=== DATASET RECORDS ===

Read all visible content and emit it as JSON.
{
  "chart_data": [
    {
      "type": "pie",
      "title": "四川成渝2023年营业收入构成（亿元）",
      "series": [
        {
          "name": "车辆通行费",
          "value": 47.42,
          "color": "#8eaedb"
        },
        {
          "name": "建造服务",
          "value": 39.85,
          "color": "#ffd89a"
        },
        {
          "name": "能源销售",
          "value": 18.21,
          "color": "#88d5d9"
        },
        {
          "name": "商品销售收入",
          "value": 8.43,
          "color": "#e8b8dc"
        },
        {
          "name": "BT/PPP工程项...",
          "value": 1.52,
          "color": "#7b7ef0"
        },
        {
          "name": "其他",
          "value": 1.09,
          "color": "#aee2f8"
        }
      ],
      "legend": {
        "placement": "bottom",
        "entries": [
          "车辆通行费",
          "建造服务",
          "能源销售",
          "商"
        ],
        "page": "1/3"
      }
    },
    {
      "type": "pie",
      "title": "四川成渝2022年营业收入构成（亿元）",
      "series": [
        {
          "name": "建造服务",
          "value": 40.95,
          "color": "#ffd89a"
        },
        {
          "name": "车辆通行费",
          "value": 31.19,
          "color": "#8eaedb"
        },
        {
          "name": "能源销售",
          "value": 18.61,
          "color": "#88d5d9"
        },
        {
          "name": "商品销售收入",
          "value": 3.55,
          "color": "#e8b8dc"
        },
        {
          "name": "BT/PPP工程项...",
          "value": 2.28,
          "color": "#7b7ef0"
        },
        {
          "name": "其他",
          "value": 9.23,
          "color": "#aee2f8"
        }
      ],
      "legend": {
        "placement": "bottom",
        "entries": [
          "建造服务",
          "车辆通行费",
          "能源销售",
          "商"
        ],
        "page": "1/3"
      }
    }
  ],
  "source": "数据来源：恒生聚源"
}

===

Repeat the whole listing exactly, keeping every line intact.

**EXPECTED ANSWER**
Read all visible content and emit it as JSON.
{
  "chart_data": [
    {
      "type": "pie",
      "title": "四川成渝2023年营业收入构成（亿元）",
      "series": [
        {
          "name": "车辆通行费",
          "value": 47.42,
          "color": "#8eaedb"
        },
        {
          "name": "建造服务",
          "value": 39.85,
          "color": "#ffd89a"
        },
        {
          "name": "能源销售",
          "value": 18.21,
          "color": "#88d5d9"
        },
        {
          "name": "商品销售收入",
          "value": 8.43,
          "color": "#e8b8dc"
        },
        {
          "name": "BT/PPP工程项...",
          "value": 1.52,
          "color": "#7b7ef0"
        },
        {
          "name": "其他",
          "value": 1.09,
          "color": "#aee2f8"
        }
      ],
      "legend": {
        "placement": "bottom",
        "entries": [
          "车辆通行费",
          "建造服务",
          "能源销售",
          "商"
        ],
        "page": "1/3"
      }
    },
    {
      "type": "pie",
      "title": "四川成渝2022年营业收入构成（亿元）",
      "series": [
        {
          "name": "建造服务",
          "value": 40.95,
          "color": "#ffd89a"
        },
        {
          "name": "车辆通行费",
          "value": 31.19,
          "color": "#8eaedb"
        },
        {
          "name": "能源销售",
          "value": 18.61,
          "color": "#88d5d9"
        },
        {
          "name": "商品销售收入",
          "value": 3.55,
          "color": "#e8b8dc"
        },
        {
          "name": "BT/PPP工程项...",
          "value": 2.28,
          "color": "#7b7ef0"
        },
        {
          "name": "其他",
          "value": 9.23,
          "color": "#aee2f8"
        }
      ],
      "legend": {
        "placement": "bottom",
        "entries": [
          "建造服务",
          "车辆通行费",
          "能源销售",
          "商"
        ],
        "page": "1/3"
      }
    }
  ],
  "source": "数据来源：恒生聚源"
}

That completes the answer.